-- AVAILABLE DATA start --

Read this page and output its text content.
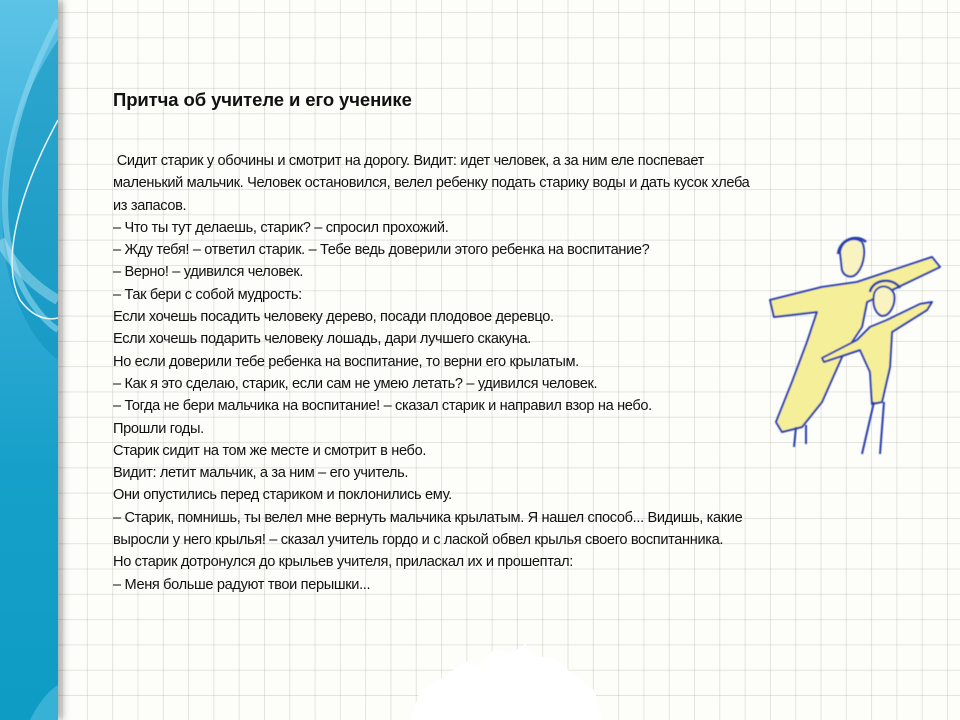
Притча об учителе и его ученике
Сидит старик у обочины и смотрит на дорогу. Видит: идет человек, а за ним еле поспевает
маленький мальчик. Человек остановился, велел ребенку подать старику воды и дать кусок хлеба
из запасов.
– Что ты тут делаешь, старик? – спросил прохожий.
– Жду тебя! – ответил старик. – Тебе ведь доверили этого ребенка на воспитание?
– Верно! – удивился человек.
– Так бери с собой мудрость:
Если хочешь посадить человеку дерево, посади плодовое деревцо.
Если хочешь подарить человеку лошадь, дари лучшего скакуна.
Но если доверили тебе ребенка на воспитание, то верни его крылатым.
– Как я это сделаю, старик, если сам не умею летать? – удивился человек.
– Тогда не бери мальчика на воспитание! – сказал старик и направил взор на небо.
Прошли годы.
Старик сидит на том же месте и смотрит в небо.
Видит: летит мальчик, а за ним – его учитель.
Они опустились перед стариком и поклонились ему.
– Старик, помнишь, ты велел мне вернуть мальчика крылатым. Я нашел способ... Видишь, какие
выросли у него крылья! – сказал учитель гордо и с лаской обвел крылья своего воспитанника.
Но старик дотронулся до крыльев учителя, приласкал их и прошептал:
– Меня больше радуют твои перышки...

-- AVAILABLE DATA end --

EXERCISE: Repeat all of the entries word for word, but omit the pictures.

REPLY:
Read this page and output its text content.
Притча об учителе и его ученике
Сидит старик у обочины и смотрит на дорогу. Видит: идет человек, а за ним еле поспевает
маленький мальчик. Человек остановился, велел ребенку подать старику воды и дать кусок хлеба
из запасов.
– Что ты тут делаешь, старик? – спросил прохожий.
– Жду тебя! – ответил старик. – Тебе ведь доверили этого ребенка на воспитание?
– Верно! – удивился человек.
– Так бери с собой мудрость:
Если хочешь посадить человеку дерево, посади плодовое деревцо.
Если хочешь подарить человеку лошадь, дари лучшего скакуна.
Но если доверили тебе ребенка на воспитание, то верни его крылатым.
– Как я это сделаю, старик, если сам не умею летать? – удивился человек.
– Тогда не бери мальчика на воспитание! – сказал старик и направил взор на небо.
Прошли годы.
Старик сидит на том же месте и смотрит в небо.
Видит: летит мальчик, а за ним – его учитель.
Они опустились перед стариком и поклонились ему.
– Старик, помнишь, ты велел мне вернуть мальчика крылатым. Я нашел способ... Видишь, какие
выросли у него крылья! – сказал учитель гордо и с лаской обвел крылья своего воспитанника.
Но старик дотронулся до крыльев учителя, приласкал их и прошептал:
– Меня больше радуют твои перышки...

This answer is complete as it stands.